(Saved entries)

# # # # # # #

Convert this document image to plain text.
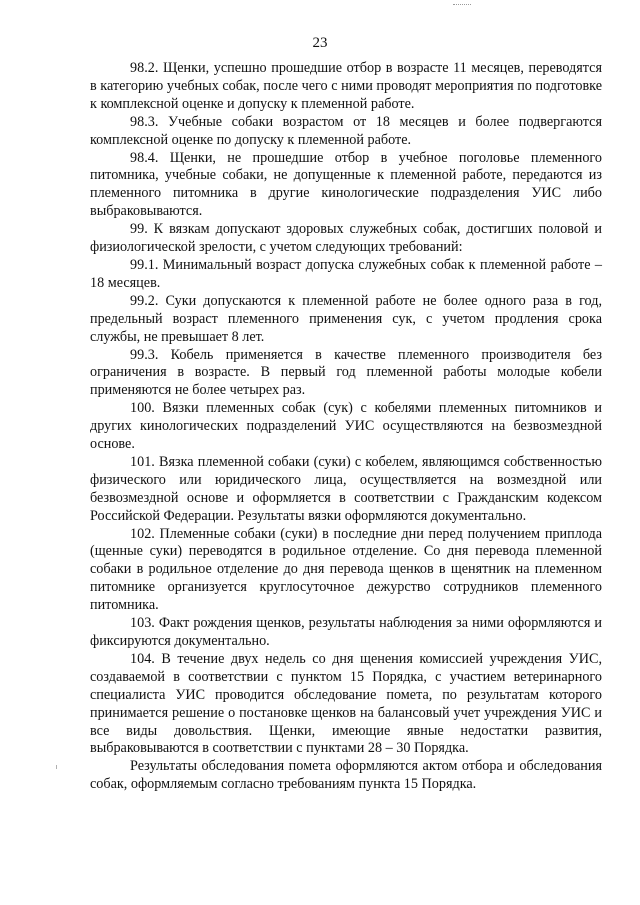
23

98.2. Щенки, успешно прошедшие отбор в возрасте 11 месяцев, переводятся в категорию учебных собак, после чего с ними проводят мероприятия по подготовке к комплексной оценке и допуску к племенной работе.

98.3. Учебные собаки возрастом от 18 месяцев и более подвергаются комплексной оценке по допуску к племенной работе.

98.4. Щенки, не прошедшие отбор в учебное поголовье племенного питомника, учебные собаки, не допущенные к племенной работе, передаются из племенного питомника в другие кинологические подразделения УИС либо выбраковываются.

99. К вязкам допускают здоровых служебных собак, достигших половой и физиологической зрелости, с учетом следующих требований:

99.1. Минимальный возраст допуска служебных собак к племенной работе – 18 месяцев.

99.2. Суки допускаются к племенной работе не более одного раза в год, предельный возраст племенного применения сук, с учетом продления срока службы, не превышает 8 лет.

99.3. Кобель применяется в качестве племенного производителя без ограничения в возрасте. В первый год племенной работы молодые кобели применяются не более четырех раз.

100. Вязки племенных собак (сук) с кобелями племенных питомников и других кинологических подразделений УИС осуществляются на безвозмездной основе.

101. Вязка племенной собаки (суки) с кобелем, являющимся собственностью физического или юридического лица, осуществляется на возмездной или безвозмездной основе и оформляется в соответствии с Гражданским кодексом Российской Федерации. Результаты вязки оформляются документально.

102. Племенные собаки (суки) в последние дни перед получением приплода (щенные суки) переводятся в родильное отделение. Со дня перевода племенной собаки в родильное отделение до дня перевода щенков в щенятник на племенном питомнике организуется круглосуточное дежурство сотрудников племенного питомника.

103. Факт рождения щенков, результаты наблюдения за ними оформляются и фиксируются документально.

104. В течение двух недель со дня щенения комиссией учреждения УИС, создаваемой в соответствии с пунктом 15 Порядка, с участием ветеринарного специалиста УИС проводится обследование помета, по результатам которого принимается решение о постановке щенков на балансовый учет учреждения УИС и все виды довольствия. Щенки, имеющие явные недостатки развития, выбраковываются в соответствии с пунктами 28 – 30 Порядка.

Результаты обследования помета оформляются актом отбора и обследования собак, оформляемым согласно требованиям пункта 15 Порядка.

# # # # # # #

Transcribe the listing above verbatim. Omit the pictures.

■ Answer to the exercise
Convert this document image to plain text.
23

98.2. Щенки, успешно прошедшие отбор в возрасте 11 месяцев, переводятся в категорию учебных собак, после чего с ними проводят мероприятия по подготовке к комплексной оценке и допуску к племенной работе.

98.3. Учебные собаки возрастом от 18 месяцев и более подвергаются комплексной оценке по допуску к племенной работе.

98.4. Щенки, не прошедшие отбор в учебное поголовье племенного питомника, учебные собаки, не допущенные к племенной работе, передаются из племенного питомника в другие кинологические подразделения УИС либо выбраковываются.

99. К вязкам допускают здоровых служебных собак, достигших половой и физиологической зрелости, с учетом следующих требований:

99.1. Минимальный возраст допуска служебных собак к племенной работе – 18 месяцев.

99.2. Суки допускаются к племенной работе не более одного раза в год, предельный возраст племенного применения сук, с учетом продления срока службы, не превышает 8 лет.

99.3. Кобель применяется в качестве племенного производителя без ограничения в возрасте. В первый год племенной работы молодые кобели применяются не более четырех раз.

100. Вязки племенных собак (сук) с кобелями племенных питомников и других кинологических подразделений УИС осуществляются на безвозмездной основе.

101. Вязка племенной собаки (суки) с кобелем, являющимся собственностью физического или юридического лица, осуществляется на возмездной или безвозмездной основе и оформляется в соответствии с Гражданским кодексом Российской Федерации. Результаты вязки оформляются документально.

102. Племенные собаки (суки) в последние дни перед получением приплода (щенные суки) переводятся в родильное отделение. Со дня перевода племенной собаки в родильное отделение до дня перевода щенков в щенятник на племенном питомнике организуется круглосуточное дежурство сотрудников племенного питомника.

103. Факт рождения щенков, результаты наблюдения за ними оформляются и фиксируются документально.

104. В течение двух недель со дня щенения комиссией учреждения УИС, создаваемой в соответствии с пунктом 15 Порядка, с участием ветеринарного специалиста УИС проводится обследование помета, по результатам которого принимается решение о постановке щенков на балансовый учет учреждения УИС и все виды довольствия. Щенки, имеющие явные недостатки развития, выбраковываются в соответствии с пунктами 28 – 30 Порядка.

Результаты обследования помета оформляются актом отбора и обследования собак, оформляемым согласно требованиям пункта 15 Порядка.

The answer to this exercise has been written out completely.